[BEGIN]

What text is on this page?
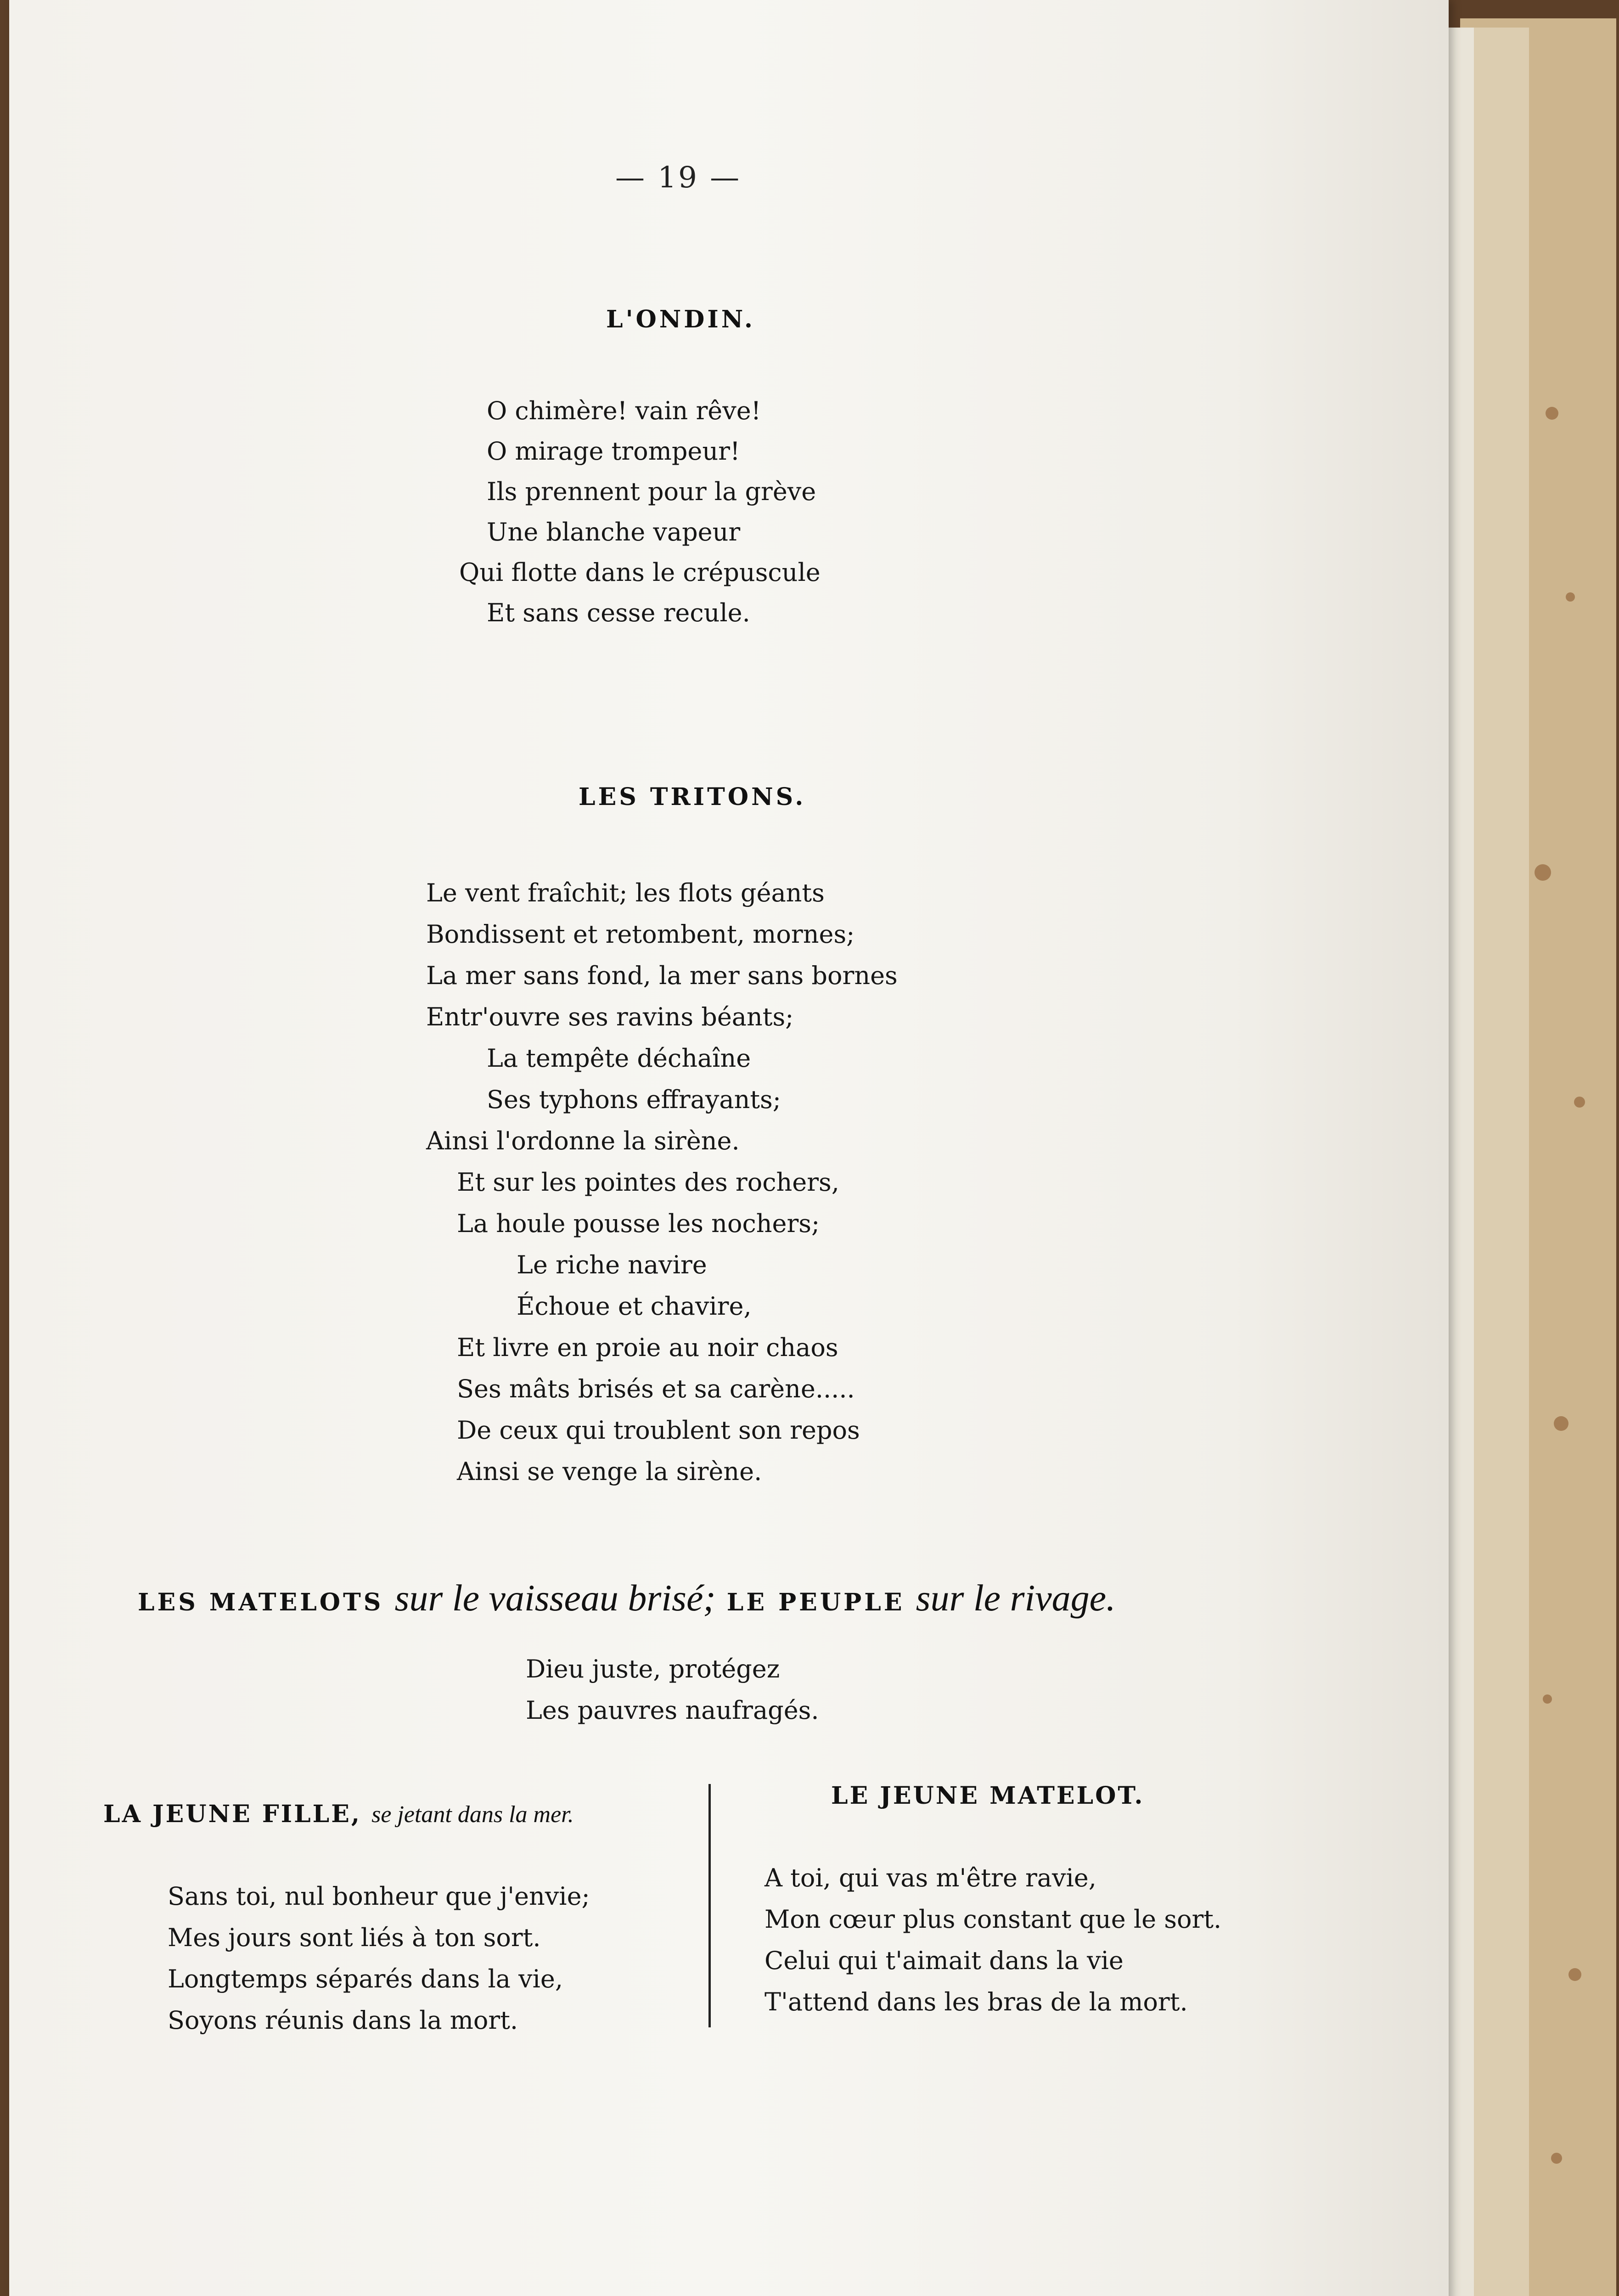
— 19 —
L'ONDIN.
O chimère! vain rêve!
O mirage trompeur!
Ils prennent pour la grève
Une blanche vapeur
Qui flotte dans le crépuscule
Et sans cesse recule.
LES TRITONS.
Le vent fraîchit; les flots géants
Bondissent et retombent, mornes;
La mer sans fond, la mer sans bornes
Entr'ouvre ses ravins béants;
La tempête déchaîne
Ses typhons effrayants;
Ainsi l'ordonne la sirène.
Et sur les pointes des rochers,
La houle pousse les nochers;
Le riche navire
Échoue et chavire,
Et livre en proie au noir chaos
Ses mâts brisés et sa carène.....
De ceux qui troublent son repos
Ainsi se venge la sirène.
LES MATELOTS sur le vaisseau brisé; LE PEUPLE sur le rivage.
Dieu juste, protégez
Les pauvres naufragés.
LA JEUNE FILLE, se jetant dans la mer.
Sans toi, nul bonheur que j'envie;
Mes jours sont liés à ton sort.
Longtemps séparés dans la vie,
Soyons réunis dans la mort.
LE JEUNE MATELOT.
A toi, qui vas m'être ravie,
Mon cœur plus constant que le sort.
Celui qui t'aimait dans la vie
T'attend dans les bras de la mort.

[END]

• _TASK REQUIREMENTS_
Count the lines in the records above that hold the word "mort", and give only that number.

• _FULL ANSWER_
2